Search the data for the string "document", and report each line where it is found.

##### Records shown

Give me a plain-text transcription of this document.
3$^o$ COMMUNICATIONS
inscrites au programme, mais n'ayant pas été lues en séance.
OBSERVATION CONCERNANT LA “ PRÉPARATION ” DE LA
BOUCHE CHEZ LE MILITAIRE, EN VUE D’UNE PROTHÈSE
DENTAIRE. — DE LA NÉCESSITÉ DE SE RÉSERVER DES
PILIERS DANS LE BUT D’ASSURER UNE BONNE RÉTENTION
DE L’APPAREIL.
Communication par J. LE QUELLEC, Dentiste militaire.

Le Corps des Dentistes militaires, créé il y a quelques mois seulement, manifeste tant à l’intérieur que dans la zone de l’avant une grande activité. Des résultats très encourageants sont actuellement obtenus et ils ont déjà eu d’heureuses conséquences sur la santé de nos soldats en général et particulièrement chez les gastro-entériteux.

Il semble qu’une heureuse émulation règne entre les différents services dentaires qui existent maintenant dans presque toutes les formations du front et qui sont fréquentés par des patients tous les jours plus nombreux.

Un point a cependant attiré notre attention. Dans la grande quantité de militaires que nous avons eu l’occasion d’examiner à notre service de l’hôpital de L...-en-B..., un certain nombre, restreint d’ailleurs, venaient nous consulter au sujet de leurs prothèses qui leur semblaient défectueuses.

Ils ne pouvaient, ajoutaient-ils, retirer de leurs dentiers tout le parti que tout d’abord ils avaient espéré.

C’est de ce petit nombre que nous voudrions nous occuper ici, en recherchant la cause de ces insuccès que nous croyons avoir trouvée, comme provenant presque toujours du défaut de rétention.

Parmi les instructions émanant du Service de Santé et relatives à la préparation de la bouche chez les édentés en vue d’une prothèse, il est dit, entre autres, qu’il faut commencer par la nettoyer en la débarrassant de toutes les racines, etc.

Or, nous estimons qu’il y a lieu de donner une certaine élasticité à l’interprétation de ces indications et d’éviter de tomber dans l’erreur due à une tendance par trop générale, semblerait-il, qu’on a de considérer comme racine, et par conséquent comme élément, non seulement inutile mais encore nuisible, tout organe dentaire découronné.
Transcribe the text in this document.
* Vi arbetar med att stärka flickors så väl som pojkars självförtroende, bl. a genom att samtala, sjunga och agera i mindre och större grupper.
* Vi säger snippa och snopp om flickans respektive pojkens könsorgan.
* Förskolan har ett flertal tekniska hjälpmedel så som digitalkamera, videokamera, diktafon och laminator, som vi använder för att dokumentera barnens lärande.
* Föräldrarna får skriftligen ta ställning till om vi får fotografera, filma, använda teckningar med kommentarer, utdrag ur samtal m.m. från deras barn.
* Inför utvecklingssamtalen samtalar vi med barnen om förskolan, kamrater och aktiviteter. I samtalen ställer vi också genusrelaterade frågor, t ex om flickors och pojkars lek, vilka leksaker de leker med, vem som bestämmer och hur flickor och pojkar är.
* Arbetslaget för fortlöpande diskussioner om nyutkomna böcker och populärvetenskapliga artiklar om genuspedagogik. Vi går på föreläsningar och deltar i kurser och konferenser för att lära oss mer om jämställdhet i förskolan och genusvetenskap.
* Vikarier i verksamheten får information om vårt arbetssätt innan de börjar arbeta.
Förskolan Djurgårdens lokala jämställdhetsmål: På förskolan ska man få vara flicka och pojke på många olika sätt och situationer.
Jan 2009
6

##########

Expected output =
Give me a plain-text transcription of this document.
Transcribe the text in this document.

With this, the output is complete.